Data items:
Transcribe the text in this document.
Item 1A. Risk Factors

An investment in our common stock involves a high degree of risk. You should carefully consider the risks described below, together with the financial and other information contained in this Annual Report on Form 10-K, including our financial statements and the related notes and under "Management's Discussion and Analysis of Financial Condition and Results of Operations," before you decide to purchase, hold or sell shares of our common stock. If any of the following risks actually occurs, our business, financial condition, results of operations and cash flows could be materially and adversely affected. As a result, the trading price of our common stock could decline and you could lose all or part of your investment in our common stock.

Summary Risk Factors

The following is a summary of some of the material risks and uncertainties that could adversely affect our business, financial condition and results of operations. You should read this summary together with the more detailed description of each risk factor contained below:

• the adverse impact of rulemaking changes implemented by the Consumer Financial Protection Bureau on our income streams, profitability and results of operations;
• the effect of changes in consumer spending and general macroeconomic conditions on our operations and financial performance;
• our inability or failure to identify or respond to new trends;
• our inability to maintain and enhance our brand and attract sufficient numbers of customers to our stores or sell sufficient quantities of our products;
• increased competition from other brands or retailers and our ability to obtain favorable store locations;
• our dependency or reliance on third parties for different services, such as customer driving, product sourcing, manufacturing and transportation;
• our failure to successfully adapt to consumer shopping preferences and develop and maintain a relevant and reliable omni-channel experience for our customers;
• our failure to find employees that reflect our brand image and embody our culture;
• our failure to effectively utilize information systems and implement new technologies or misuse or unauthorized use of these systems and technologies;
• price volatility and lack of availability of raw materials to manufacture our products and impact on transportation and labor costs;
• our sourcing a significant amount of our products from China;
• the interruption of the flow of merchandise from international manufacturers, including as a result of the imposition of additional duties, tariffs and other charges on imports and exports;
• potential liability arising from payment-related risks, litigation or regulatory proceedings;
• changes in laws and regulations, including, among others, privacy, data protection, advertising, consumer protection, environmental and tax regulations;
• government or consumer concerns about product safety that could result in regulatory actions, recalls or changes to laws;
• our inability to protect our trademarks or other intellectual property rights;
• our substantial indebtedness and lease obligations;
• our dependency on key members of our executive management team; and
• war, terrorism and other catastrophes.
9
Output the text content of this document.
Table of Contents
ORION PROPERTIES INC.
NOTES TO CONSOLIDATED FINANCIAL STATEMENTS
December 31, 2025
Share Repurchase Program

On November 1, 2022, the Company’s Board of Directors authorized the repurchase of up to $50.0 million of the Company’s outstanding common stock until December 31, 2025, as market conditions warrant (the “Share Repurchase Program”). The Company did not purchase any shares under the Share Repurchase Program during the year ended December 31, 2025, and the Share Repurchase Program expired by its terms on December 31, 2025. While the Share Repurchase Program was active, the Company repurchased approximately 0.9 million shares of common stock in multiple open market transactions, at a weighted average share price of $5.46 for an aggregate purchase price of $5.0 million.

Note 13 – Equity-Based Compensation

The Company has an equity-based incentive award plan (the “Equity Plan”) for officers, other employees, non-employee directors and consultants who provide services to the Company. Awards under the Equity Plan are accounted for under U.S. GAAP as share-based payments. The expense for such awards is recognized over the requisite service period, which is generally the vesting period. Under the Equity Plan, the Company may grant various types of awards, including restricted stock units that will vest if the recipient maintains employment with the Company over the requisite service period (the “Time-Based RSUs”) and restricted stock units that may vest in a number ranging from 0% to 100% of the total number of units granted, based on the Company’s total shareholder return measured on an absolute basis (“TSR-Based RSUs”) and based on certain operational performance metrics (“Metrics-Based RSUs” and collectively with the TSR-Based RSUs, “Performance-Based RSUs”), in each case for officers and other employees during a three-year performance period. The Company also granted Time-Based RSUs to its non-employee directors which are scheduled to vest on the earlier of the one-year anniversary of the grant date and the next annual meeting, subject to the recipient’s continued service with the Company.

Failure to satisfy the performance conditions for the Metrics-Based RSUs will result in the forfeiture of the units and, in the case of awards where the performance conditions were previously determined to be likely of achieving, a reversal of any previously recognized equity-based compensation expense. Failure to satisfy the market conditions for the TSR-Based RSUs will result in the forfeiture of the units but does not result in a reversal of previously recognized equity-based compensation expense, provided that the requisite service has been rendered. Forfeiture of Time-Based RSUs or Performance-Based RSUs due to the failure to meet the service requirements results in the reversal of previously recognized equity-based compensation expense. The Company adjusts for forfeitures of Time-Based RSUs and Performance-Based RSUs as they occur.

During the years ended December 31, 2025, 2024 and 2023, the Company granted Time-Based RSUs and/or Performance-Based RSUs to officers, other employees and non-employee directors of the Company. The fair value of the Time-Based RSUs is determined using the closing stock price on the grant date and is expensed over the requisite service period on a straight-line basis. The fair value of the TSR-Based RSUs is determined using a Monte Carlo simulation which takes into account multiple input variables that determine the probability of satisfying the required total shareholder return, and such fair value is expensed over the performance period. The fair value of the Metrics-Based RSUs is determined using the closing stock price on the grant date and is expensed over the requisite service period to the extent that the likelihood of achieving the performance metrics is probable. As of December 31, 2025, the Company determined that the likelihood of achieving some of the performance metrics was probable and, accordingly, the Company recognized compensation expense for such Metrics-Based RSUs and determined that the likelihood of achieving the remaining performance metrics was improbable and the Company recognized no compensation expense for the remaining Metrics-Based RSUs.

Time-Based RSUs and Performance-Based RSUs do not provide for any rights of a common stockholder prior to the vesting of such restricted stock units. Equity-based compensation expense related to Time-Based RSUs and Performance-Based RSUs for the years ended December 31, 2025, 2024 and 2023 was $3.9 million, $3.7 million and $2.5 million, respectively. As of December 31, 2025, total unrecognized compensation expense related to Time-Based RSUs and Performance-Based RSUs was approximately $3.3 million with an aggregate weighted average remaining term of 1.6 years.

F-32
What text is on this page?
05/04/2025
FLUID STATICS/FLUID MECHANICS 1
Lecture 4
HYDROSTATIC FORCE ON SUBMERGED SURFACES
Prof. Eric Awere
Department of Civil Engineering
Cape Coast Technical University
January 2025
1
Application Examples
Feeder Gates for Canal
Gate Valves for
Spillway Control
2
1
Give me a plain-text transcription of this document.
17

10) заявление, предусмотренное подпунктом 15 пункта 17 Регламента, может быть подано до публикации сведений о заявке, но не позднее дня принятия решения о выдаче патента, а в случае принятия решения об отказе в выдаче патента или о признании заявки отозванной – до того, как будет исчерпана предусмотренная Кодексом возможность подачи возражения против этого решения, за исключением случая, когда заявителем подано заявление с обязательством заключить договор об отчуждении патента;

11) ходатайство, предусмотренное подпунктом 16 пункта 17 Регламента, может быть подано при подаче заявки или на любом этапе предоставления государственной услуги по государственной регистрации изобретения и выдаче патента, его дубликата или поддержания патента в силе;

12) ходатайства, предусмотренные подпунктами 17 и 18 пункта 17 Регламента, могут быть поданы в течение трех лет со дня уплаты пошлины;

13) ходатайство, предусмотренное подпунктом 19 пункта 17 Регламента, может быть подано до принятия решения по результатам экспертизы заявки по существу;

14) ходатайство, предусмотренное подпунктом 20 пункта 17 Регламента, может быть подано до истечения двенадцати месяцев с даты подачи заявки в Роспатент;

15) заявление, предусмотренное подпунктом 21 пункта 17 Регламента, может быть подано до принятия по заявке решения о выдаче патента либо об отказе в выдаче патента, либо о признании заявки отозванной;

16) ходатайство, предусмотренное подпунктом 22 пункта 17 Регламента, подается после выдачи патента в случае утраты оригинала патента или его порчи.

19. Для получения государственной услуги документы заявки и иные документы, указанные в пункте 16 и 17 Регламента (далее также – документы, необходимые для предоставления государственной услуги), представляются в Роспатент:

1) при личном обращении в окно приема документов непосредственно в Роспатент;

:: Set exercise ::
Repeat all of the records above exactly as written.

:: Output ::
Transcribe the text in this document.
Item 1A. Risk Factors

An investment in our common stock involves a high degree of risk. You should carefully consider the risks described below, together with the financial and other information contained in this Annual Report on Form 10-K, including our financial statements and the related notes and under "Management's Discussion and Analysis of Financial Condition and Results of Operations," before you decide to purchase, hold or sell shares of our common stock. If any of the following risks actually occurs, our business, financial condition, results of operations and cash flows could be materially and adversely affected. As a result, the trading price of our common stock could decline and you could lose all or part of your investment in our common stock.

Summary Risk Factors

The following is a summary of some of the material risks and uncertainties that could adversely affect our business, financial condition and results of operations. You should read this summary together with the more detailed description of each risk factor contained below:

• the adverse impact of rulemaking changes implemented by the Consumer Financial Protection Bureau on our income streams, profitability and results of operations;
• the effect of changes in consumer spending and general macroeconomic conditions on our operations and financial performance;
• our inability or failure to identify or respond to new trends;
• our inability to maintain and enhance our brand and attract sufficient numbers of customers to our stores or sell sufficient quantities of our products;
• increased competition from other brands or retailers and our ability to obtain favorable store locations;
• our dependency or reliance on third parties for different services, such as customer driving, product sourcing, manufacturing and transportation;
• our failure to successfully adapt to consumer shopping preferences and develop and maintain a relevant and reliable omni-channel experience for our customers;
• our failure to find employees that reflect our brand image and embody our culture;
• our failure to effectively utilize information systems and implement new technologies or misuse or unauthorized use of these systems and technologies;
• price volatility and lack of availability of raw materials to manufacture our products and impact on transportation and labor costs;
• our sourcing a significant amount of our products from China;
• the interruption of the flow of merchandise from international manufacturers, including as a result of the imposition of additional duties, tariffs and other charges on imports and exports;
• potential liability arising from payment-related risks, litigation or regulatory proceedings;
• changes in laws and regulations, including, among others, privacy, data protection, advertising, consumer protection, environmental and tax regulations;
• government or consumer concerns about product safety that could result in regulatory actions, recalls or changes to laws;
• our inability to protect our trademarks or other intellectual property rights;
• our substantial indebtedness and lease obligations;
• our dependency on key members of our executive management team; and
• war, terrorism and other catastrophes.
9
Output the text content of this document.
Table of Contents
ORION PROPERTIES INC.
NOTES TO CONSOLIDATED FINANCIAL STATEMENTS
December 31, 2025
Share Repurchase Program

On November 1, 2022, the Company’s Board of Directors authorized the repurchase of up to $50.0 million of the Company’s outstanding common stock until December 31, 2025, as market conditions warrant (the “Share Repurchase Program”). The Company did not purchase any shares under the Share Repurchase Program during the year ended December 31, 2025, and the Share Repurchase Program expired by its terms on December 31, 2025. While the Share Repurchase Program was active, the Company repurchased approximately 0.9 million shares of common stock in multiple open market transactions, at a weighted average share price of $5.46 for an aggregate purchase price of $5.0 million.

Note 13 – Equity-Based Compensation

The Company has an equity-based incentive award plan (the “Equity Plan”) for officers, other employees, non-employee directors and consultants who provide services to the Company. Awards under the Equity Plan are accounted for under U.S. GAAP as share-based payments. The expense for such awards is recognized over the requisite service period, which is generally the vesting period. Under the Equity Plan, the Company may grant various types of awards, including restricted stock units that will vest if the recipient maintains employment with the Company over the requisite service period (the “Time-Based RSUs”) and restricted stock units that may vest in a number ranging from 0% to 100% of the total number of units granted, based on the Company’s total shareholder return measured on an absolute basis (“TSR-Based RSUs”) and based on certain operational performance metrics (“Metrics-Based RSUs” and collectively with the TSR-Based RSUs, “Performance-Based RSUs”), in each case for officers and other employees during a three-year performance period. The Company also granted Time-Based RSUs to its non-employee directors which are scheduled to vest on the earlier of the one-year anniversary of the grant date and the next annual meeting, subject to the recipient’s continued service with the Company.

Failure to satisfy the performance conditions for the Metrics-Based RSUs will result in the forfeiture of the units and, in the case of awards where the performance conditions were previously determined to be likely of achieving, a reversal of any previously recognized equity-based compensation expense. Failure to satisfy the market conditions for the TSR-Based RSUs will result in the forfeiture of the units but does not result in a reversal of previously recognized equity-based compensation expense, provided that the requisite service has been rendered. Forfeiture of Time-Based RSUs or Performance-Based RSUs due to the failure to meet the service requirements results in the reversal of previously recognized equity-based compensation expense. The Company adjusts for forfeitures of Time-Based RSUs and Performance-Based RSUs as they occur.

During the years ended December 31, 2025, 2024 and 2023, the Company granted Time-Based RSUs and/or Performance-Based RSUs to officers, other employees and non-employee directors of the Company. The fair value of the Time-Based RSUs is determined using the closing stock price on the grant date and is expensed over the requisite service period on a straight-line basis. The fair value of the TSR-Based RSUs is determined using a Monte Carlo simulation which takes into account multiple input variables that determine the probability of satisfying the required total shareholder return, and such fair value is expensed over the performance period. The fair value of the Metrics-Based RSUs is determined using the closing stock price on the grant date and is expensed over the requisite service period to the extent that the likelihood of achieving the performance metrics is probable. As of December 31, 2025, the Company determined that the likelihood of achieving some of the performance metrics was probable and, accordingly, the Company recognized compensation expense for such Metrics-Based RSUs and determined that the likelihood of achieving the remaining performance metrics was improbable and the Company recognized no compensation expense for the remaining Metrics-Based RSUs.

Time-Based RSUs and Performance-Based RSUs do not provide for any rights of a common stockholder prior to the vesting of such restricted stock units. Equity-based compensation expense related to Time-Based RSUs and Performance-Based RSUs for the years ended December 31, 2025, 2024 and 2023 was $3.9 million, $3.7 million and $2.5 million, respectively. As of December 31, 2025, total unrecognized compensation expense related to Time-Based RSUs and Performance-Based RSUs was approximately $3.3 million with an aggregate weighted average remaining term of 1.6 years.

F-32
What text is on this page?
05/04/2025
FLUID STATICS/FLUID MECHANICS 1
Lecture 4
HYDROSTATIC FORCE ON SUBMERGED SURFACES
Prof. Eric Awere
Department of Civil Engineering
Cape Coast Technical University
January 2025
1
Application Examples
Feeder Gates for Canal
Gate Valves for
Spillway Control
2
1
Give me a plain-text transcription of this document.
17

10) заявление, предусмотренное подпунктом 15 пункта 17 Регламента, может быть подано до публикации сведений о заявке, но не позднее дня принятия решения о выдаче патента, а в случае принятия решения об отказе в выдаче патента или о признании заявки отозванной – до того, как будет исчерпана предусмотренная Кодексом возможность подачи возражения против этого решения, за исключением случая, когда заявителем подано заявление с обязательством заключить договор об отчуждении патента;

11) ходатайство, предусмотренное подпунктом 16 пункта 17 Регламента, может быть подано при подаче заявки или на любом этапе предоставления государственной услуги по государственной регистрации изобретения и выдаче патента, его дубликата или поддержания патента в силе;

12) ходатайства, предусмотренные подпунктами 17 и 18 пункта 17 Регламента, могут быть поданы в течение трех лет со дня уплаты пошлины;

13) ходатайство, предусмотренное подпунктом 19 пункта 17 Регламента, может быть подано до принятия решения по результатам экспертизы заявки по существу;

14) ходатайство, предусмотренное подпунктом 20 пункта 17 Регламента, может быть подано до истечения двенадцати месяцев с даты подачи заявки в Роспатент;

15) заявление, предусмотренное подпунктом 21 пункта 17 Регламента, может быть подано до принятия по заявке решения о выдаче патента либо об отказе в выдаче патента, либо о признании заявки отозванной;

16) ходатайство, предусмотренное подпунктом 22 пункта 17 Регламента, подается после выдачи патента в случае утраты оригинала патента или его порчи.

19. Для получения государственной услуги документы заявки и иные документы, указанные в пункте 16 и 17 Регламента (далее также – документы, необходимые для предоставления государственной услуги), представляются в Роспатент:

1) при личном обращении в окно приема документов непосредственно в Роспатент;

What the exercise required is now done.